YOUR INSTRUCTIONS
Reproduce all of the data word for word.

PROVIDED INFORMATION
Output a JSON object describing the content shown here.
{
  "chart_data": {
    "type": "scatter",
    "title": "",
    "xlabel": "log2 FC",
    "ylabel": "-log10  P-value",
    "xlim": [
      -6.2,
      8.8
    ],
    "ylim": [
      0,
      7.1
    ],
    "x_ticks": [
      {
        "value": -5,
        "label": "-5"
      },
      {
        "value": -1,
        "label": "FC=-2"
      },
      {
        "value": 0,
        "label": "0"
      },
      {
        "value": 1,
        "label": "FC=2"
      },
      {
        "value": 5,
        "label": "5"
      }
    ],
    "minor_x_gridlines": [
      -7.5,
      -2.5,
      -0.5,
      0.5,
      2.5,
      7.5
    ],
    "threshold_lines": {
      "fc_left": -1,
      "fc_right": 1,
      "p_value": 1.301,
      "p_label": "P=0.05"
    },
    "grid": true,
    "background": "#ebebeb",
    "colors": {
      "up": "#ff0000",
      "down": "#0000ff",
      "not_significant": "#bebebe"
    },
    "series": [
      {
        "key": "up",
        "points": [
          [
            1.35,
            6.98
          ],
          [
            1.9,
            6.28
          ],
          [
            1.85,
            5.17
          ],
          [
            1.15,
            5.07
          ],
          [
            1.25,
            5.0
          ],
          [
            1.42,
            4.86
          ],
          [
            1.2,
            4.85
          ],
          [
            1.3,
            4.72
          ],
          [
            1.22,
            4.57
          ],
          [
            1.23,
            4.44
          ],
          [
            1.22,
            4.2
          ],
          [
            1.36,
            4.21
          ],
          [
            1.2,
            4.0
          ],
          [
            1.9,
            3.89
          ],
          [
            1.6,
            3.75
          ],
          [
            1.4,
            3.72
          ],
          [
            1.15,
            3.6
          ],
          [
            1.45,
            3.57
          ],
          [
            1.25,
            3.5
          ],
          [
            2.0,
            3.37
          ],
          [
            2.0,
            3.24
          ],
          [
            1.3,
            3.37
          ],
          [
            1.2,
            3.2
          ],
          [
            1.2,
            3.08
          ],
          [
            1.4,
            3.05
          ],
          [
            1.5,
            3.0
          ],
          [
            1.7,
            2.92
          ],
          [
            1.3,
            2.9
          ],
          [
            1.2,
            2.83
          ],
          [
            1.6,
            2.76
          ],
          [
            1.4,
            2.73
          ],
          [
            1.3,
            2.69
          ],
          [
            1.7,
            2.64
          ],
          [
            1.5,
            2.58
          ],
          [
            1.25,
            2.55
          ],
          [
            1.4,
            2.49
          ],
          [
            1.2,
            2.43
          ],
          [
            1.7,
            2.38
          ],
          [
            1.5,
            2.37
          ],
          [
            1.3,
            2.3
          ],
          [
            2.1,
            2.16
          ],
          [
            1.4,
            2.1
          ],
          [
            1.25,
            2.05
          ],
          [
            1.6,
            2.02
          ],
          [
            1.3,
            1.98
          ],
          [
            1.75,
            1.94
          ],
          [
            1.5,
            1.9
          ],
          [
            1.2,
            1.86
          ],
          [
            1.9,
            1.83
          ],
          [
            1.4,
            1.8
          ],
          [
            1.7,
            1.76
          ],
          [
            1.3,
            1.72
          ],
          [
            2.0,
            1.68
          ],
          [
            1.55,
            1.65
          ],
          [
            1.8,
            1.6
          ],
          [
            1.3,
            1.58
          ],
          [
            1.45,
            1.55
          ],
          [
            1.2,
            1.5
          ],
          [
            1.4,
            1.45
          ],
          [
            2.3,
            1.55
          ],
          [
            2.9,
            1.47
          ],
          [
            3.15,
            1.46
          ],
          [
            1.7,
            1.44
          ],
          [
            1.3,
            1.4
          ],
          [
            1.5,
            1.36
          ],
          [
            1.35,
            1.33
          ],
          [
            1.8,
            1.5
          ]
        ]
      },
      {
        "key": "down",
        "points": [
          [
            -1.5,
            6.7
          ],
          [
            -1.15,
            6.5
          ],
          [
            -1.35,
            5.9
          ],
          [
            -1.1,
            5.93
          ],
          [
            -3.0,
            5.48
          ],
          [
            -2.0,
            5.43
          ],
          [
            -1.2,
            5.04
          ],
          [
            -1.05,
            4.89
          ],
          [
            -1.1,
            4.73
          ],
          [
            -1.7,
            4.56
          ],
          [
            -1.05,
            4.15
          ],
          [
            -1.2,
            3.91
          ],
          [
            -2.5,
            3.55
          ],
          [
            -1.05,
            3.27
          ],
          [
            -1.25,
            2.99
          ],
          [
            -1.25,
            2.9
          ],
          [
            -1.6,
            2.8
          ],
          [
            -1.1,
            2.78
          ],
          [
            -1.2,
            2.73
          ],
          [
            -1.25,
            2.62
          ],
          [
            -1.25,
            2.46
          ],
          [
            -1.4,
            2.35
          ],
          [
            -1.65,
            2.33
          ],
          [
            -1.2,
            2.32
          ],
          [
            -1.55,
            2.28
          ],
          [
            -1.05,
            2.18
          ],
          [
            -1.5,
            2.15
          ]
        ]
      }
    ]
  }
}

IN RESPONSE
Output a JSON object describing the content shown here.
{
  "chart_data": {
    "type": "scatter",
    "title": "",
    "xlabel": "log2 FC",
    "ylabel": "-log10  P-value",
    "xlim": [
      -6.2,
      8.8
    ],
    "ylim": [
      0,
      7.1
    ],
    "x_ticks": [
      {
        "value": -5,
        "label": "-5"
      },
      {
        "value": -1,
        "label": "FC=-2"
      },
      {
        "value": 0,
        "label": "0"
      },
      {
        "value": 1,
        "label": "FC=2"
      },
      {
        "value": 5,
        "label": "5"
      }
    ],
    "minor_x_gridlines": [
      -7.5,
      -2.5,
      -0.5,
      0.5,
      2.5,
      7.5
    ],
    "threshold_lines": {
      "fc_left": -1,
      "fc_right": 1,
      "p_value": 1.301,
      "p_label": "P=0.05"
    },
    "grid": true,
    "background": "#ebebeb",
    "colors": {
      "up": "#ff0000",
      "down": "#0000ff",
      "not_significant": "#bebebe"
    },
    "series": [
      {
        "key": "up",
        "points": [
          [
            1.35,
            6.98
          ],
          [
            1.9,
            6.28
          ],
          [
            1.85,
            5.17
          ],
          [
            1.15,
            5.07
          ],
          [
            1.25,
            5.0
          ],
          [
            1.42,
            4.86
          ],
          [
            1.2,
            4.85
          ],
          [
            1.3,
            4.72
          ],
          [
            1.22,
            4.57
          ],
          [
            1.23,
            4.44
          ],
          [
            1.22,
            4.2
          ],
          [
            1.36,
            4.21
          ],
          [
            1.2,
            4.0
          ],
          [
            1.9,
            3.89
          ],
          [
            1.6,
            3.75
          ],
          [
            1.4,
            3.72
          ],
          [
            1.15,
            3.6
          ],
          [
            1.45,
            3.57
          ],
          [
            1.25,
            3.5
          ],
          [
            2.0,
            3.37
          ],
          [
            2.0,
            3.24
          ],
          [
            1.3,
            3.37
          ],
          [
            1.2,
            3.2
          ],
          [
            1.2,
            3.08
          ],
          [
            1.4,
            3.05
          ],
          [
            1.5,
            3.0
          ],
          [
            1.7,
            2.92
          ],
          [
            1.3,
            2.9
          ],
          [
            1.2,
            2.83
          ],
          [
            1.6,
            2.76
          ],
          [
            1.4,
            2.73
          ],
          [
            1.3,
            2.69
          ],
          [
            1.7,
            2.64
          ],
          [
            1.5,
            2.58
          ],
          [
            1.25,
            2.55
          ],
          [
            1.4,
            2.49
          ],
          [
            1.2,
            2.43
          ],
          [
            1.7,
            2.38
          ],
          [
            1.5,
            2.37
          ],
          [
            1.3,
            2.3
          ],
          [
            2.1,
            2.16
          ],
          [
            1.4,
            2.1
          ],
          [
            1.25,
            2.05
          ],
          [
            1.6,
            2.02
          ],
          [
            1.3,
            1.98
          ],
          [
            1.75,
            1.94
          ],
          [
            1.5,
            1.9
          ],
          [
            1.2,
            1.86
          ],
          [
            1.9,
            1.83
          ],
          [
            1.4,
            1.8
          ],
          [
            1.7,
            1.76
          ],
          [
            1.3,
            1.72
          ],
          [
            2.0,
            1.68
          ],
          [
            1.55,
            1.65
          ],
          [
            1.8,
            1.6
          ],
          [
            1.3,
            1.58
          ],
          [
            1.45,
            1.55
          ],
          [
            1.2,
            1.5
          ],
          [
            1.4,
            1.45
          ],
          [
            2.3,
            1.55
          ],
          [
            2.9,
            1.47
          ],
          [
            3.15,
            1.46
          ],
          [
            1.7,
            1.44
          ],
          [
            1.3,
            1.4
          ],
          [
            1.5,
            1.36
          ],
          [
            1.35,
            1.33
          ],
          [
            1.8,
            1.5
          ]
        ]
      },
      {
        "key": "down",
        "points": [
          [
            -1.5,
            6.7
          ],
          [
            -1.15,
            6.5
          ],
          [
            -1.35,
            5.9
          ],
          [
            -1.1,
            5.93
          ],
          [
            -3.0,
            5.48
          ],
          [
            -2.0,
            5.43
          ],
          [
            -1.2,
            5.04
          ],
          [
            -1.05,
            4.89
          ],
          [
            -1.1,
            4.73
          ],
          [
            -1.7,
            4.56
          ],
          [
            -1.05,
            4.15
          ],
          [
            -1.2,
            3.91
          ],
          [
            -2.5,
            3.55
          ],
          [
            -1.05,
            3.27
          ],
          [
            -1.25,
            2.99
          ],
          [
            -1.25,
            2.9
          ],
          [
            -1.6,
            2.8
          ],
          [
            -1.1,
            2.78
          ],
          [
            -1.2,
            2.73
          ],
          [
            -1.25,
            2.62
          ],
          [
            -1.25,
            2.46
          ],
          [
            -1.4,
            2.35
          ],
          [
            -1.65,
            2.33
          ],
          [
            -1.2,
            2.32
          ],
          [
            -1.55,
            2.28
          ],
          [
            -1.05,
            2.18
          ],
          [
            -1.5,
            2.15
          ]
        ]
      }
    ]
  }
}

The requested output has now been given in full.